======== Data supplied ========

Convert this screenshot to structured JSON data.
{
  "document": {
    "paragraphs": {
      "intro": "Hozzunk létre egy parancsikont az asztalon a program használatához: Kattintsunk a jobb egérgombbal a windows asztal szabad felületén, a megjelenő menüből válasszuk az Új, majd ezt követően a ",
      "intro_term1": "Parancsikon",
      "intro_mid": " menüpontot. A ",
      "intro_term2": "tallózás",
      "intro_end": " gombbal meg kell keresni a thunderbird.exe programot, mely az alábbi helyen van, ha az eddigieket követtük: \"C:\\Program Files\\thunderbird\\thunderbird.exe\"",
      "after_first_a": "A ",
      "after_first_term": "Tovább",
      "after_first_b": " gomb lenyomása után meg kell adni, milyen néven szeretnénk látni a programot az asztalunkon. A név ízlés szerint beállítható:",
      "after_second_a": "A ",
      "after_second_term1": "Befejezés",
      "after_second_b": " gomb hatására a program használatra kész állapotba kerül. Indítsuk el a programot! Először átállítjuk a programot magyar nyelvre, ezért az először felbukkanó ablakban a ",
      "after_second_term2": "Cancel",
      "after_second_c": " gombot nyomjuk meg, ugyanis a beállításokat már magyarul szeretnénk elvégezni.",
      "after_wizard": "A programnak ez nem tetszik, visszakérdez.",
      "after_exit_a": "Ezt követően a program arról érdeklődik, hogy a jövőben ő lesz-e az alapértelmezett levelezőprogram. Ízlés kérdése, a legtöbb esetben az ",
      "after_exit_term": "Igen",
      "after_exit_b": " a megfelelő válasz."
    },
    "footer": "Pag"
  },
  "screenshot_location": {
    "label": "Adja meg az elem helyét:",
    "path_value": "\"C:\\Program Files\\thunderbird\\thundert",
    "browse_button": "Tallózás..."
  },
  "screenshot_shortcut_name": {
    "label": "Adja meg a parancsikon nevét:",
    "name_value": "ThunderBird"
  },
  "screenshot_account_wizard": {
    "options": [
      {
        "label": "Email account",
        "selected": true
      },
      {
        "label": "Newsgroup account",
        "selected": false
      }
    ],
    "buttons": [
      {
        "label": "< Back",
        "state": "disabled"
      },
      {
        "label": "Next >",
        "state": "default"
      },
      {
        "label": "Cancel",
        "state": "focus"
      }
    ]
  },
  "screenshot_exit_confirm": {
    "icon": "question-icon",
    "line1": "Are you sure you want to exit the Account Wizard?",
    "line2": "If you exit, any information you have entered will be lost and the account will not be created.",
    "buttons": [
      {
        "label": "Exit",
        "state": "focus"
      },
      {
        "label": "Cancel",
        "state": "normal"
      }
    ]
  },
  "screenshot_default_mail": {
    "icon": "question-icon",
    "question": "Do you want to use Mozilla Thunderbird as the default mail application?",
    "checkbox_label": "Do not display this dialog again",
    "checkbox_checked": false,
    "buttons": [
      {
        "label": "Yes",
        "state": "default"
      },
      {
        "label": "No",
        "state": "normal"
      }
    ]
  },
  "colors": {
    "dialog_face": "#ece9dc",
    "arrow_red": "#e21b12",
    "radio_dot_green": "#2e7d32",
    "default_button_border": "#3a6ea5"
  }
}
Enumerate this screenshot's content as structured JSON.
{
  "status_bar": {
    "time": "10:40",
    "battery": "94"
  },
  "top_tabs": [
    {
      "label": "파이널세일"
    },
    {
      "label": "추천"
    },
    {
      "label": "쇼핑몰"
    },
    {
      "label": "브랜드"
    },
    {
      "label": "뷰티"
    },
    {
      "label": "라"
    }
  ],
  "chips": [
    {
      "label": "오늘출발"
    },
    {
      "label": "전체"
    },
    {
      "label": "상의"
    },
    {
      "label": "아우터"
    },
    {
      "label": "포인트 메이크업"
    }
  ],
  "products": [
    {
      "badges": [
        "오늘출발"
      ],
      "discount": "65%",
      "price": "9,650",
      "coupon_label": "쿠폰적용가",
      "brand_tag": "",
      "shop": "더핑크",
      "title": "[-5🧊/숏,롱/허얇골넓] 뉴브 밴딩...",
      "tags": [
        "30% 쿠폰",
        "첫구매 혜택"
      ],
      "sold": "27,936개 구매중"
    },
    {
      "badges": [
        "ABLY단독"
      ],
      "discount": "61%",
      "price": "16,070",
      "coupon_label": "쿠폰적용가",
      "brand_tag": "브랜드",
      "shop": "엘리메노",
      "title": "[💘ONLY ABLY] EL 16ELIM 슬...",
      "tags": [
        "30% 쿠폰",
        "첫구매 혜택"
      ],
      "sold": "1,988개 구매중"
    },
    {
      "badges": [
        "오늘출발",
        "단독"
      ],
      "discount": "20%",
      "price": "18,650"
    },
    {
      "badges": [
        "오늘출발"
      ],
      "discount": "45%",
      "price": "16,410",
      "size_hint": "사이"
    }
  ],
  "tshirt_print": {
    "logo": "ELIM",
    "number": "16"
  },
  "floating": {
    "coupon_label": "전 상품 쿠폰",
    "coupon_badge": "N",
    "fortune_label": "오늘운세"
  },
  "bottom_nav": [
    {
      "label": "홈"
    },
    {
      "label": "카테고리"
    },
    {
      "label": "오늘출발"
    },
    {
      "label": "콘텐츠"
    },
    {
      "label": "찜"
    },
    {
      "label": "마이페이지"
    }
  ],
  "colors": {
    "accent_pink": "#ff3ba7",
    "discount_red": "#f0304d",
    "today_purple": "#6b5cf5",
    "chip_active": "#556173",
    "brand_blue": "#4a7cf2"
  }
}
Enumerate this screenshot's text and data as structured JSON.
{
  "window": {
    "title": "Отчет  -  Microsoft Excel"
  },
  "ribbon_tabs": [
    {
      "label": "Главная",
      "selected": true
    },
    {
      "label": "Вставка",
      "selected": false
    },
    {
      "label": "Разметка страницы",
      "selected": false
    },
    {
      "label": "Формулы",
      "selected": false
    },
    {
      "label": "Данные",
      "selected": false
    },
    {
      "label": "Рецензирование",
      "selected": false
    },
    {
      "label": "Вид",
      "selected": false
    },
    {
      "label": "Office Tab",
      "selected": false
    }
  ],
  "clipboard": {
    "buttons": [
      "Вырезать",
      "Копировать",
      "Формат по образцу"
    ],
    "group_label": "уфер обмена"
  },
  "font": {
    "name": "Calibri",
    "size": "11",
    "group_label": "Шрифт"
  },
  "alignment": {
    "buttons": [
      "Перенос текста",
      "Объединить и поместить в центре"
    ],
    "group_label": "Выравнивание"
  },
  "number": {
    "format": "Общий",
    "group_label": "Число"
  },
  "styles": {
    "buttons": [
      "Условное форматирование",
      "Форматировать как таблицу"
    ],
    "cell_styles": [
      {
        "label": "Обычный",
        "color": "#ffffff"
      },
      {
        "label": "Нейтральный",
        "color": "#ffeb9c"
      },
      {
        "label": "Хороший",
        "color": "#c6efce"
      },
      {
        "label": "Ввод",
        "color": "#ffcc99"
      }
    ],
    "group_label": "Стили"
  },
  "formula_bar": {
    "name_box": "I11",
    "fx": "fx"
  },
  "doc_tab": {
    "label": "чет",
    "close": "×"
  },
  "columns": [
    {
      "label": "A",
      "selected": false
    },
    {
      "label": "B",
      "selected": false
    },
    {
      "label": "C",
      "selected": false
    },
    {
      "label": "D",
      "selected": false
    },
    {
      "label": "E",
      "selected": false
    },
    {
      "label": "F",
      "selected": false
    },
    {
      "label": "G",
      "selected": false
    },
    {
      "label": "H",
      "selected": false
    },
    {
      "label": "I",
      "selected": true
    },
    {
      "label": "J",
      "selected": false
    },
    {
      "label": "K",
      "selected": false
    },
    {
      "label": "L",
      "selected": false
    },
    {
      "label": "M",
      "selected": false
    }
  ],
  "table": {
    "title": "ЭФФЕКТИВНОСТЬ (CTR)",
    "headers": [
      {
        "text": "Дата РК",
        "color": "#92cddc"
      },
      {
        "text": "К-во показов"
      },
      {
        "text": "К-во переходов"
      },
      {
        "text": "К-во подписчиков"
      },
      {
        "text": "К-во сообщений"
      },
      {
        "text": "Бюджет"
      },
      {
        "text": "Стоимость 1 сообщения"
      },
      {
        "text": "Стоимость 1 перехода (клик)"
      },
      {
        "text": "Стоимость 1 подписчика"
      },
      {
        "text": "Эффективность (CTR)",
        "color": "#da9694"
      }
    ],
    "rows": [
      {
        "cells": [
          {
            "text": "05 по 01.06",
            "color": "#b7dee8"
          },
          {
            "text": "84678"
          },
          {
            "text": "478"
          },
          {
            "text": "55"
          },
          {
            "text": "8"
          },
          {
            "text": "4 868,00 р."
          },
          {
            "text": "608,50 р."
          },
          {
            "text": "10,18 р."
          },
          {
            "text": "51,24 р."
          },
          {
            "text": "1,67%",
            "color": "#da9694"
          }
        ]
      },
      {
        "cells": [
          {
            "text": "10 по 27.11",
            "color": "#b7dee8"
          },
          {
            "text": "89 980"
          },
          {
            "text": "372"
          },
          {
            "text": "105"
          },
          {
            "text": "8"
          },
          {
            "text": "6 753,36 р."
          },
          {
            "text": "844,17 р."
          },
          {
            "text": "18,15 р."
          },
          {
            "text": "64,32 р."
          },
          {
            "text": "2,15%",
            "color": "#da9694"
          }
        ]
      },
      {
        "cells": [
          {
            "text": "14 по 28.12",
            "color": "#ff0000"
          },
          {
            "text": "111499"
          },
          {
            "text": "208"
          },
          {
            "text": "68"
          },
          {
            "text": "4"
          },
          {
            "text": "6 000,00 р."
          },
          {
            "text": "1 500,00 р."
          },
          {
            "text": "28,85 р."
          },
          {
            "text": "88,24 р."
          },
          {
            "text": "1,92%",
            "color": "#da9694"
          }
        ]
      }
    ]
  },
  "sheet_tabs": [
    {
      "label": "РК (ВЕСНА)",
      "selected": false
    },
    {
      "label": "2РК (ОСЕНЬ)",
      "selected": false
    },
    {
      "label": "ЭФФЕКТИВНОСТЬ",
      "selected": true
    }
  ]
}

========

• [Your task]: Pick out all lines from the data above in which the word "want" appears.

• [Exercise response]:
    "line1": "Are you sure you want to exit the Account Wizard?",
    "question": "Do you want to use Mozilla Thunderbird as the default mail application?",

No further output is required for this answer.